* **TASK OBJECTIVE**: Pick out each line below containing "dass".

Page images and their text:

== Segment start ==

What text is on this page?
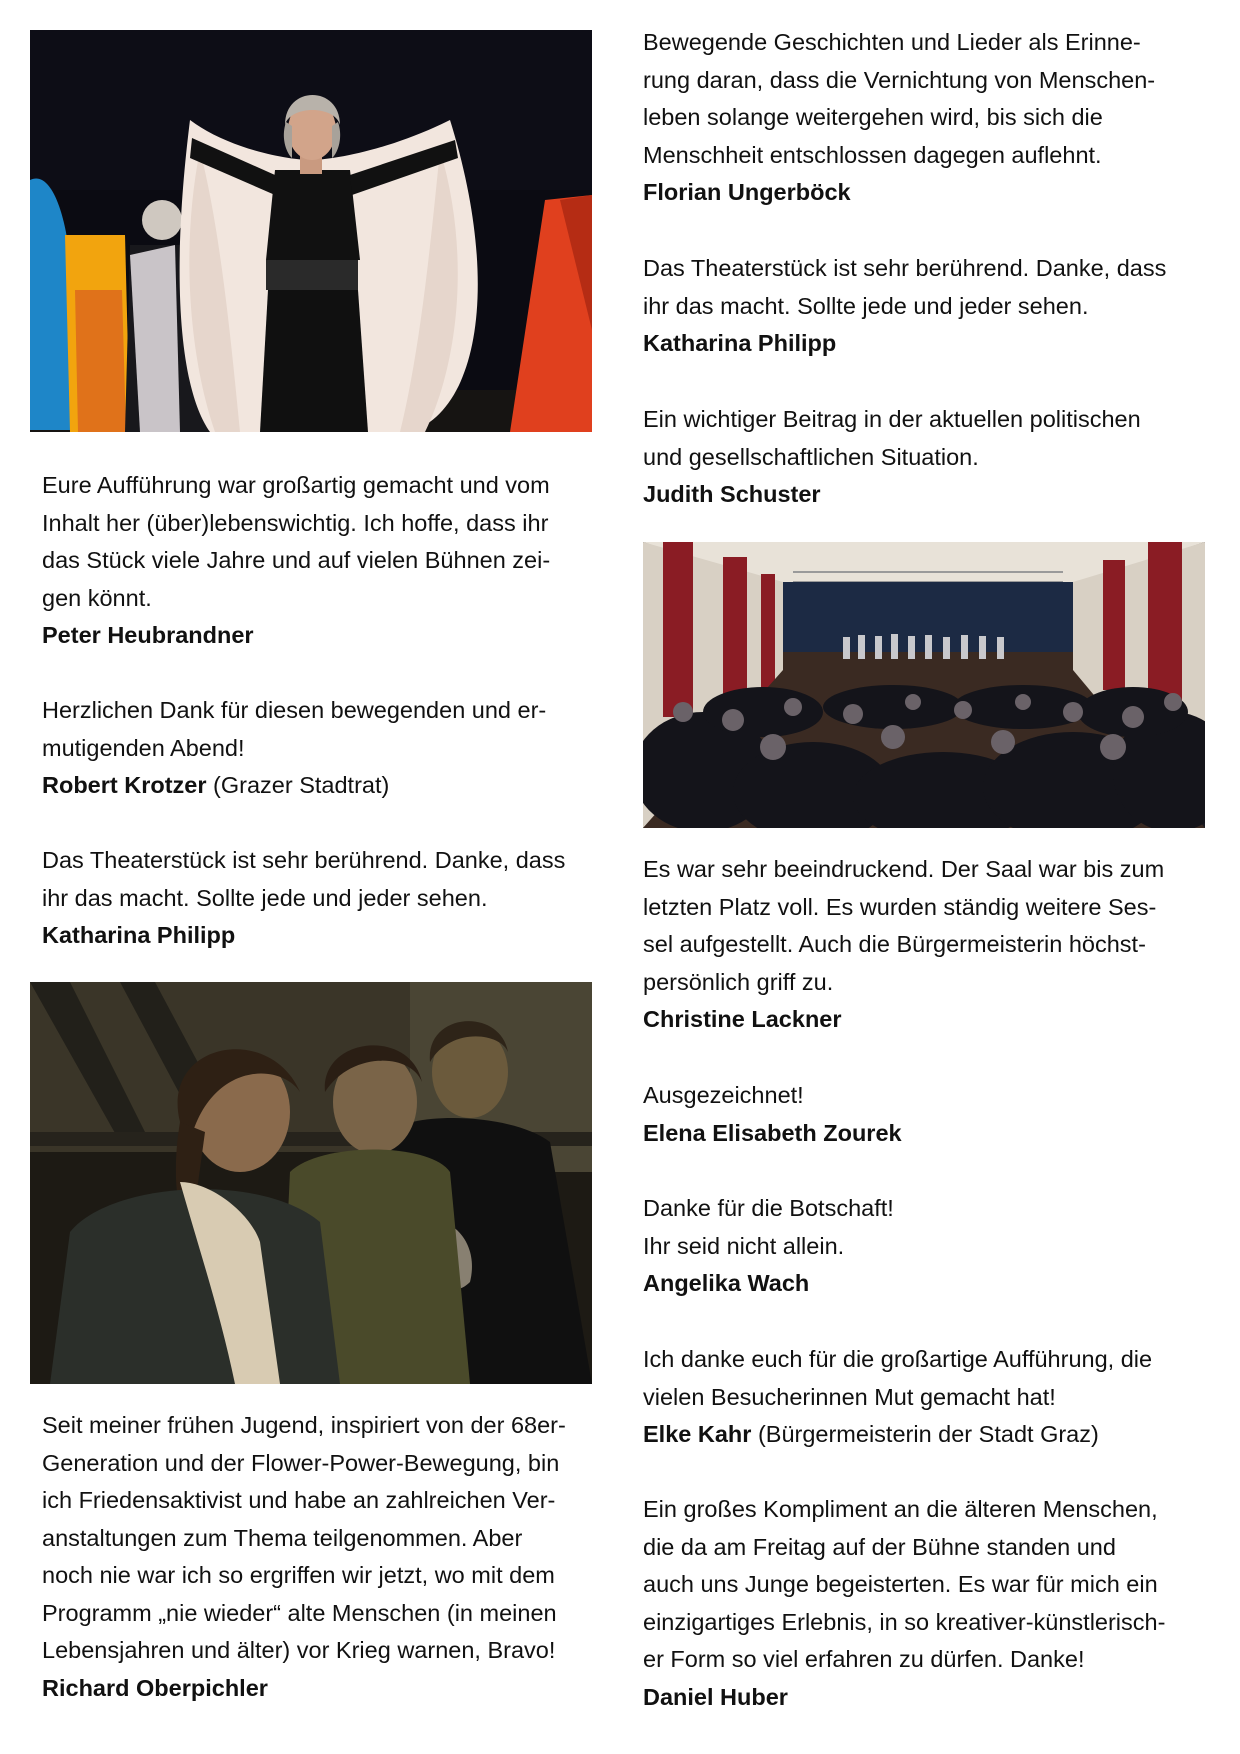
Eure Aufführung war großartig gemacht und vom

Inhalt her (über)lebenswichtig. Ich hoffe, dass ihr

das Stück viele Jahre und auf vielen Bühnen zei-

gen könnt.

Peter Heubrandner

Herzlichen Dank für diesen bewegenden und er-

mutigenden Abend!

Robert Krotzer (Grazer Stadtrat)

Das Theaterstück ist sehr berührend. Danke, dass

ihr das macht. Sollte jede und jeder sehen.

Katharina Philipp

Seit meiner frühen Jugend, inspiriert von der 68er-

Generation und der Flower-Power-Bewegung, bin

ich Friedensaktivist und habe an zahlreichen Ver-

anstaltungen zum Thema teilgenommen. Aber

noch nie war ich so ergriffen wir jetzt, wo mit dem

Programm „nie wieder“ alte Menschen (in meinen

Lebensjahren und älter) vor Krieg warnen, Bravo!

Richard Oberpichler

Bewegende Geschichten und Lieder als Erinne-

rung daran, dass die Vernichtung von Menschen-

leben solange weitergehen wird, bis sich die

Menschheit entschlossen dagegen auflehnt.

Florian Ungerböck

Das Theaterstück ist sehr berührend. Danke, dass

ihr das macht. Sollte jede und jeder sehen.

Katharina Philipp

Ein wichtiger Beitrag in der aktuellen politischen

und gesellschaftlichen Situation.

Judith Schuster

Es war sehr beeindruckend. Der Saal war bis zum

letzten Platz voll. Es wurden ständig weitere Ses-

sel aufgestellt. Auch die Bürgermeisterin höchst-

persönlich griff zu.

Christine Lackner

Ausgezeichnet!

Elena Elisabeth Zourek

Danke für die Botschaft!

Ihr seid nicht allein.

Angelika Wach

Ich danke euch für die großartige Aufführung, die

vielen Besucherinnen Mut gemacht hat!

Elke Kahr (Bürgermeisterin der Stadt Graz)

Ein großes Kompliment an die älteren Menschen,

die da am Freitag auf der Bühne standen und

auch uns Junge begeisterten. Es war für mich ein

einzigartiges Erlebnis, in so kreativer-künstlerisch-

er Form so viel erfahren zu dürfen. Danke!

Daniel Huber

== Segment end ==

* **RESPONSE BELOW**:
Inhalt her (über)lebenswichtig. Ich hoffe, dass ihr
Das Theaterstück ist sehr berührend. Danke, dass
rung daran, dass die Vernichtung von Menschen-
Das Theaterstück ist sehr berührend. Danke, dass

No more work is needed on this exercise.